→ **Listed entries**
· · · · · · ·

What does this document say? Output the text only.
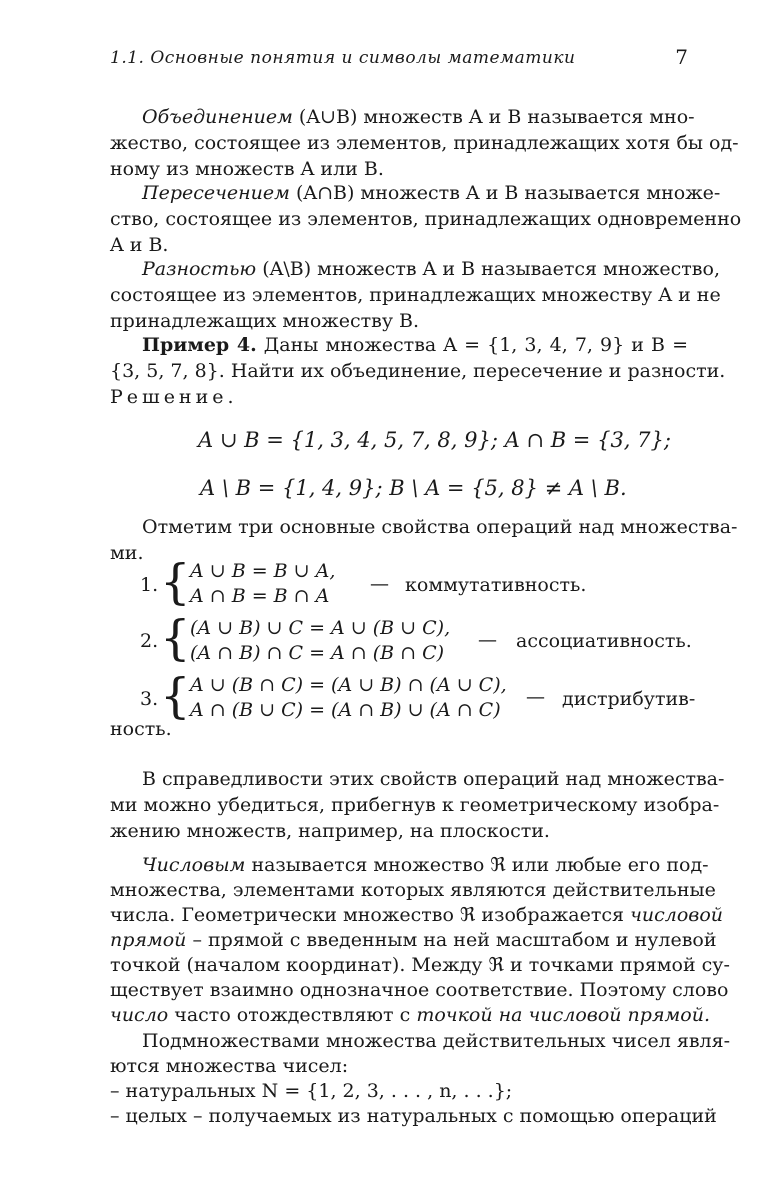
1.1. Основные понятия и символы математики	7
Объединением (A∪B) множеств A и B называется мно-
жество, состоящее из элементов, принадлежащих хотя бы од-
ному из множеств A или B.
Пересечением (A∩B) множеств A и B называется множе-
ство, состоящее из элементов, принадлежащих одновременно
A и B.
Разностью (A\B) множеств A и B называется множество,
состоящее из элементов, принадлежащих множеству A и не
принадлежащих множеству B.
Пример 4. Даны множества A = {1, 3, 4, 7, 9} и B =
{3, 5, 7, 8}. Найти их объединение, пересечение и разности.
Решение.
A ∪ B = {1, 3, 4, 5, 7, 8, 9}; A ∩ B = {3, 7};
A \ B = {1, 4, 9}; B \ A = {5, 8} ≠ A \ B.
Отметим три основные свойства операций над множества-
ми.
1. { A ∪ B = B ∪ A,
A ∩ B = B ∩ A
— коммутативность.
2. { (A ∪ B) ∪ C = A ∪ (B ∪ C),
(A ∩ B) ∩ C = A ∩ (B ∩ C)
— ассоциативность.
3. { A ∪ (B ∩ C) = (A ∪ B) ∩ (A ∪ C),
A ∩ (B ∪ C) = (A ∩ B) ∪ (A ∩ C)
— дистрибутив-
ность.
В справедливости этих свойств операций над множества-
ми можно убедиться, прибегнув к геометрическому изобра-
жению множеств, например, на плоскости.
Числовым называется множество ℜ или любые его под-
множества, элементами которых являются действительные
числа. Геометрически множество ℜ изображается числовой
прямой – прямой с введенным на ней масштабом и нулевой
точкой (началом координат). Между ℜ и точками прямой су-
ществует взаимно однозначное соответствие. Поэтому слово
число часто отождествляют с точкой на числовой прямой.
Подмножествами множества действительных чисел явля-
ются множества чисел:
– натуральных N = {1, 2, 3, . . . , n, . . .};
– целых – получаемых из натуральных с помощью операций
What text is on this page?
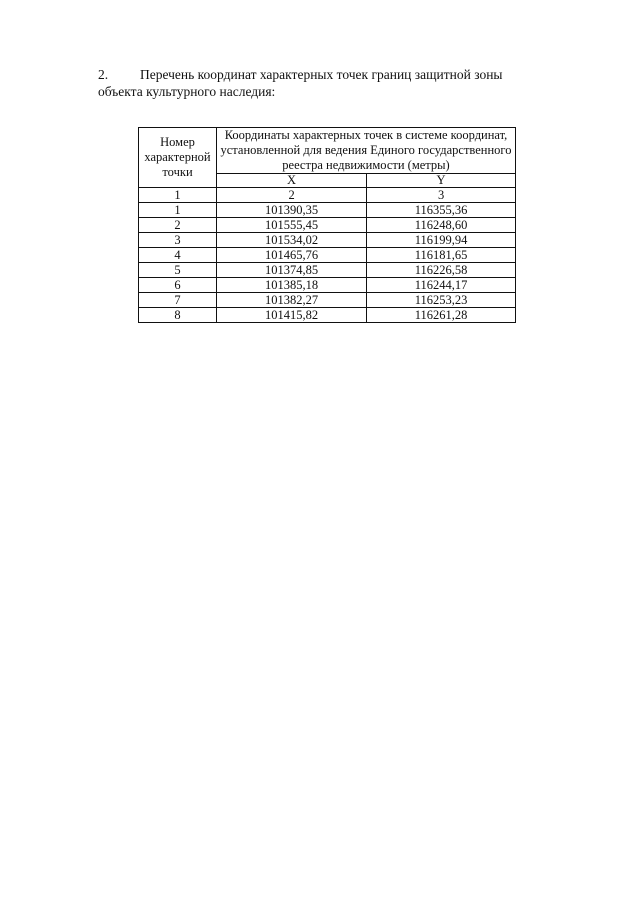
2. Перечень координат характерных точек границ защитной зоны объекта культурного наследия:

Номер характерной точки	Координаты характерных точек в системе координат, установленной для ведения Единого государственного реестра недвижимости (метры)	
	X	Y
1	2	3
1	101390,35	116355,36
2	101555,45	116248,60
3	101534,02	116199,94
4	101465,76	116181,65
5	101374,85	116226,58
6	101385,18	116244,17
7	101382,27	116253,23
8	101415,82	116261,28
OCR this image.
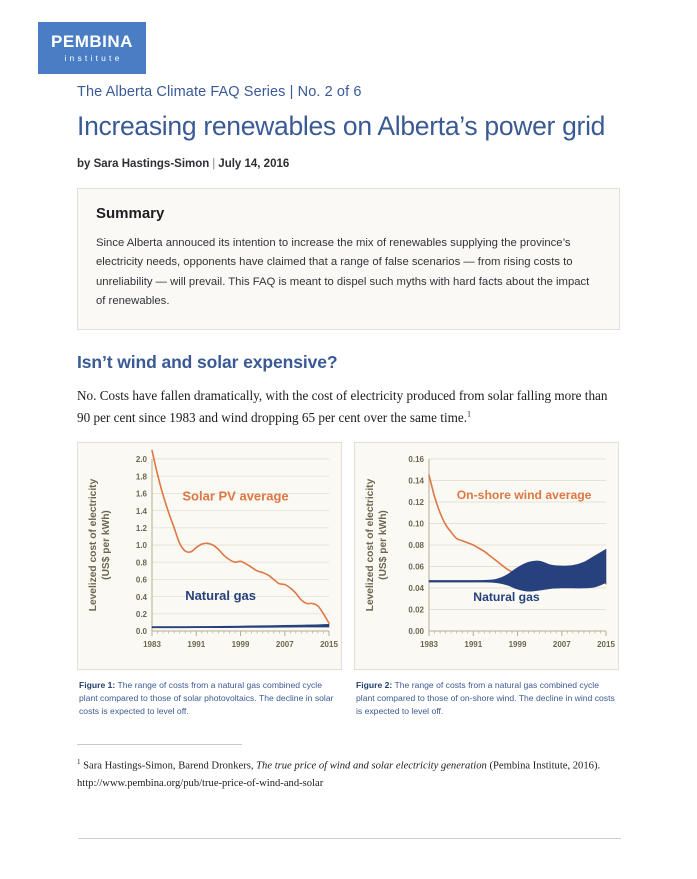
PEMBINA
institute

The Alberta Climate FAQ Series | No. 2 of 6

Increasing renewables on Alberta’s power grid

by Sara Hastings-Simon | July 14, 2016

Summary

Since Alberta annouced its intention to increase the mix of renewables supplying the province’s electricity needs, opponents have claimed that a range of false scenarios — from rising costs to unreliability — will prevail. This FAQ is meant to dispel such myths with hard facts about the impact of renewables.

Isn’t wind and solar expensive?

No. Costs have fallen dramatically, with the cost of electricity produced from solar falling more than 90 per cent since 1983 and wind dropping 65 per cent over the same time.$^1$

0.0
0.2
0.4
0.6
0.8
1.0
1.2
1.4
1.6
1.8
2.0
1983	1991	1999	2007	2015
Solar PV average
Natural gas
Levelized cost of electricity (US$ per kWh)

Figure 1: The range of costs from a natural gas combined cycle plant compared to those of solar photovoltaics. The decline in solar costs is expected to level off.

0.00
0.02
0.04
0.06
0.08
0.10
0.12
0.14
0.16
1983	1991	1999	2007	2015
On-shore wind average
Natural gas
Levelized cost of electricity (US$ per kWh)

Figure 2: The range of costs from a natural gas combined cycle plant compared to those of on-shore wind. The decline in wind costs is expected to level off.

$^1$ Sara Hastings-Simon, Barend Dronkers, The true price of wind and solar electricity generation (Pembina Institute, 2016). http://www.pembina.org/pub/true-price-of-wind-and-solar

· · · · · · ·

→ **Work instructions**
Check each line of the records for the word "называется", and show the lines that contain it.

→ **Completed exercise**
Объединением (A∪B) множеств A и B называется мно-
Пересечением (A∩B) множеств A и B называется множе-
Разностью (A\B) множеств A и B называется множество,
Числовым называется множество ℜ или любые его под-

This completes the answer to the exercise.